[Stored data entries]
## start

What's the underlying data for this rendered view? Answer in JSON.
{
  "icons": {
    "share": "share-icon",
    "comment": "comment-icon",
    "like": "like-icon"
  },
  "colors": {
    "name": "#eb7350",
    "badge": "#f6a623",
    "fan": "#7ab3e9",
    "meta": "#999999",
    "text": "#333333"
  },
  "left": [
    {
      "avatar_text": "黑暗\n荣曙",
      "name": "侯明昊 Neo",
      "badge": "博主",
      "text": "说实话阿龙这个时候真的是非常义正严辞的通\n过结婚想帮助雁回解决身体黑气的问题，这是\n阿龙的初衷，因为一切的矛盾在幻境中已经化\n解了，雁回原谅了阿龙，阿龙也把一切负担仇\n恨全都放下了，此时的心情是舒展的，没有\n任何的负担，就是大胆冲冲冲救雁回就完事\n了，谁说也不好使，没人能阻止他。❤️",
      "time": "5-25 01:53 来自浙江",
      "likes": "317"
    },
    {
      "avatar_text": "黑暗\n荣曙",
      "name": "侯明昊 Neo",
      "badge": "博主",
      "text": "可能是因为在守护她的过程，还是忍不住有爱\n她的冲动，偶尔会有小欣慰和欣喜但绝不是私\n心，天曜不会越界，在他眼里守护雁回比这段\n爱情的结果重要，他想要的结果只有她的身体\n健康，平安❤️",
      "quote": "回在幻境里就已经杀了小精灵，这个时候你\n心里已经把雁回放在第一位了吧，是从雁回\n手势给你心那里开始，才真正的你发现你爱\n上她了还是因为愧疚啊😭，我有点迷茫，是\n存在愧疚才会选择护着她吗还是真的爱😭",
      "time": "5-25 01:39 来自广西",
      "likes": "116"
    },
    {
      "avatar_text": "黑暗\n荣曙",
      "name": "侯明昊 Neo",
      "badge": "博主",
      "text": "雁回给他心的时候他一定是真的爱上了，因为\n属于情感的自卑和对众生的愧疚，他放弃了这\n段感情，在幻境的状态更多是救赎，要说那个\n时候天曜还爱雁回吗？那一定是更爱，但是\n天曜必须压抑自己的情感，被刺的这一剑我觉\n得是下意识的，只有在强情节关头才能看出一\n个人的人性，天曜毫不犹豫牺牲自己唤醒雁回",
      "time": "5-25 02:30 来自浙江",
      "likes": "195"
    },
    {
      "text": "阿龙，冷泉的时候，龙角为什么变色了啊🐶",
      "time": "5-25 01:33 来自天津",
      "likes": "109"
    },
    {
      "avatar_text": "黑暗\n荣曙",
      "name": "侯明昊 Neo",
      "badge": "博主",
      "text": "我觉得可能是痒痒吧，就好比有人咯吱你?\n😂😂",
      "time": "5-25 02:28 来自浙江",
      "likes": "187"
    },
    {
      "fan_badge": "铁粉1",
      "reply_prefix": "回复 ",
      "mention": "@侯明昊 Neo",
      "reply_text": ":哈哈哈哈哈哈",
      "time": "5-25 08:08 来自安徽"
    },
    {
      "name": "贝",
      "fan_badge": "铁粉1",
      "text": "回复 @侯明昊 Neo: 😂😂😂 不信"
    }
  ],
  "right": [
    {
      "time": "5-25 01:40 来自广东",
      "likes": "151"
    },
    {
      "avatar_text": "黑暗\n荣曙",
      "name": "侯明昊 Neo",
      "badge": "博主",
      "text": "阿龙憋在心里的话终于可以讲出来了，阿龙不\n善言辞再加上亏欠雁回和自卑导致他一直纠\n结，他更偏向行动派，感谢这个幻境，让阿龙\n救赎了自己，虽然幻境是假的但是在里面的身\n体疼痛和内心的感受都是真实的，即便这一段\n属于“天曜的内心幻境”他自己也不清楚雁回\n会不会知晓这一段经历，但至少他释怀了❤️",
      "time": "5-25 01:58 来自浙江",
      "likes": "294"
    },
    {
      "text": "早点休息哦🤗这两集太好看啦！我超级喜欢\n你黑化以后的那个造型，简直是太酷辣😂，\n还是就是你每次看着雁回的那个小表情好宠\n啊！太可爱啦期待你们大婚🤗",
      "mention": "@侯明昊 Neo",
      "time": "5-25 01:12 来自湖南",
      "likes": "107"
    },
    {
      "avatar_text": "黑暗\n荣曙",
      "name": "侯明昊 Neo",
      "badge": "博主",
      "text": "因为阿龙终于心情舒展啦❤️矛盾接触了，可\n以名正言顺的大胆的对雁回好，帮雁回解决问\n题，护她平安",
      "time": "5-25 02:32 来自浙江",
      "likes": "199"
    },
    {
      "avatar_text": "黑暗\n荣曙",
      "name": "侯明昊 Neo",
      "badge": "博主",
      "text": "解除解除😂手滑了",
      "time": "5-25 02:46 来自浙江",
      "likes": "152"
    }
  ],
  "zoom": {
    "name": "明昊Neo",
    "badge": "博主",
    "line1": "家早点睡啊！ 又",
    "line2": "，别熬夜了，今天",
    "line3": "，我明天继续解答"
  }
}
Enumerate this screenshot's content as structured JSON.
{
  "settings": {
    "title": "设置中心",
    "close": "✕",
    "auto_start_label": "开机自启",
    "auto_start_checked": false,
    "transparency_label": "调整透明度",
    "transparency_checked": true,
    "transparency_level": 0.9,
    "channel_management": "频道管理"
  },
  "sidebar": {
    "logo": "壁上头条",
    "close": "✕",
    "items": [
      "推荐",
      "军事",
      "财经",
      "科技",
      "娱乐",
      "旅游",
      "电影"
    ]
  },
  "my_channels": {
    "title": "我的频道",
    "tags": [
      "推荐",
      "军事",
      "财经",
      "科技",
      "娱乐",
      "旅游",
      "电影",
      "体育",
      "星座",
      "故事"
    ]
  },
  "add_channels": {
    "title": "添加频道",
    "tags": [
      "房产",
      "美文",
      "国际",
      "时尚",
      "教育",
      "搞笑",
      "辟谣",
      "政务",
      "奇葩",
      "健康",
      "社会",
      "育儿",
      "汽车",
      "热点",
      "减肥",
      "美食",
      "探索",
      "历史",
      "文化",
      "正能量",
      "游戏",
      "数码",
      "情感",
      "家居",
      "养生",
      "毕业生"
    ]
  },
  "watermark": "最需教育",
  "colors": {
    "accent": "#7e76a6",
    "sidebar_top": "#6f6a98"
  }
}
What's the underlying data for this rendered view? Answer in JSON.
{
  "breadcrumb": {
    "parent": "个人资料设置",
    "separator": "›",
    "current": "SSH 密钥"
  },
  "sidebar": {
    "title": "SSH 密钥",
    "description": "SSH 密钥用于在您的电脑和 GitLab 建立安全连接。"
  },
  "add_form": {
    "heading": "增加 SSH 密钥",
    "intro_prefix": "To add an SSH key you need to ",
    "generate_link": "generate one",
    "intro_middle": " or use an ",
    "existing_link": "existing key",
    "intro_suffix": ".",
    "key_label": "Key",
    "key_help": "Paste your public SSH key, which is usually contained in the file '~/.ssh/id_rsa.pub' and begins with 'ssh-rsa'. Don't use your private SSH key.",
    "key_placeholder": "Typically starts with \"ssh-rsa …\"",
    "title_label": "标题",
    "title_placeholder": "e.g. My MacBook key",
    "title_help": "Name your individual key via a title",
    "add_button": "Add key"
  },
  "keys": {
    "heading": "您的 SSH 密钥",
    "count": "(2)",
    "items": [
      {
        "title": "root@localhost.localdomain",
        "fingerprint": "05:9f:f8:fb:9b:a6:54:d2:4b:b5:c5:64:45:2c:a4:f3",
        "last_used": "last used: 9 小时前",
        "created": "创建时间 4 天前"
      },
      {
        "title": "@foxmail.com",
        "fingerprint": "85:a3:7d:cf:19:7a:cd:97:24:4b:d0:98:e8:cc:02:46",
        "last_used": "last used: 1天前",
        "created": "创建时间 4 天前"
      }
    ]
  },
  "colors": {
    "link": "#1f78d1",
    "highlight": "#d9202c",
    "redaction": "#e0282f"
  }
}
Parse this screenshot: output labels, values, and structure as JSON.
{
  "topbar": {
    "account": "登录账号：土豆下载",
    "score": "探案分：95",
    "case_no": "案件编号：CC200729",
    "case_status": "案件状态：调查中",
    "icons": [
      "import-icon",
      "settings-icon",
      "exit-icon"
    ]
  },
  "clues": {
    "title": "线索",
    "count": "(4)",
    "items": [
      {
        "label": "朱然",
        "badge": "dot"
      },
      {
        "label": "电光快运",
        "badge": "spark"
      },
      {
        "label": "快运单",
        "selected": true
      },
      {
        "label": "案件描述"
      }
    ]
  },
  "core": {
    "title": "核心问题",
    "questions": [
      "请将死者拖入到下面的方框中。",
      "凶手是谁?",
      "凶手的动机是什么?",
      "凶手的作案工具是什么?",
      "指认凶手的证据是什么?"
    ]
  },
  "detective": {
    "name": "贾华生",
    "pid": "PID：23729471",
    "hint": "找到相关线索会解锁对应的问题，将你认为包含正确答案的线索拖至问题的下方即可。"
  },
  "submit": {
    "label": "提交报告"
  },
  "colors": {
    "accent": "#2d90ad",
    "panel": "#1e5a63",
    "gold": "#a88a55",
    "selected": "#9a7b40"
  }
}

## end

> [What to work on] All lines from the one with "Parse this screenshot: output" through the final line above are to be quoted exactly; quote no other line.

> [Worked solution]
Parse this screenshot: output labels, values, and structure as JSON.
{
  "topbar": {
    "account": "登录账号：土豆下载",
    "score": "探案分：95",
    "case_no": "案件编号：CC200729",
    "case_status": "案件状态：调查中",
    "icons": [
      "import-icon",
      "settings-icon",
      "exit-icon"
    ]
  },
  "clues": {
    "title": "线索",
    "count": "(4)",
    "items": [
      {
        "label": "朱然",
        "badge": "dot"
      },
      {
        "label": "电光快运",
        "badge": "spark"
      },
      {
        "label": "快运单",
        "selected": true
      },
      {
        "label": "案件描述"
      }
    ]
  },
  "core": {
    "title": "核心问题",
    "questions": [
      "请将死者拖入到下面的方框中。",
      "凶手是谁?",
      "凶手的动机是什么?",
      "凶手的作案工具是什么?",
      "指认凶手的证据是什么?"
    ]
  },
  "detective": {
    "name": "贾华生",
    "pid": "PID：23729471",
    "hint": "找到相关线索会解锁对应的问题，将你认为包含正确答案的线索拖至问题的下方即可。"
  },
  "submit": {
    "label": "提交报告"
  },
  "colors": {
    "accent": "#2d90ad",
    "panel": "#1e5a63",
    "gold": "#a88a55",
    "selected": "#9a7b40"
  }
}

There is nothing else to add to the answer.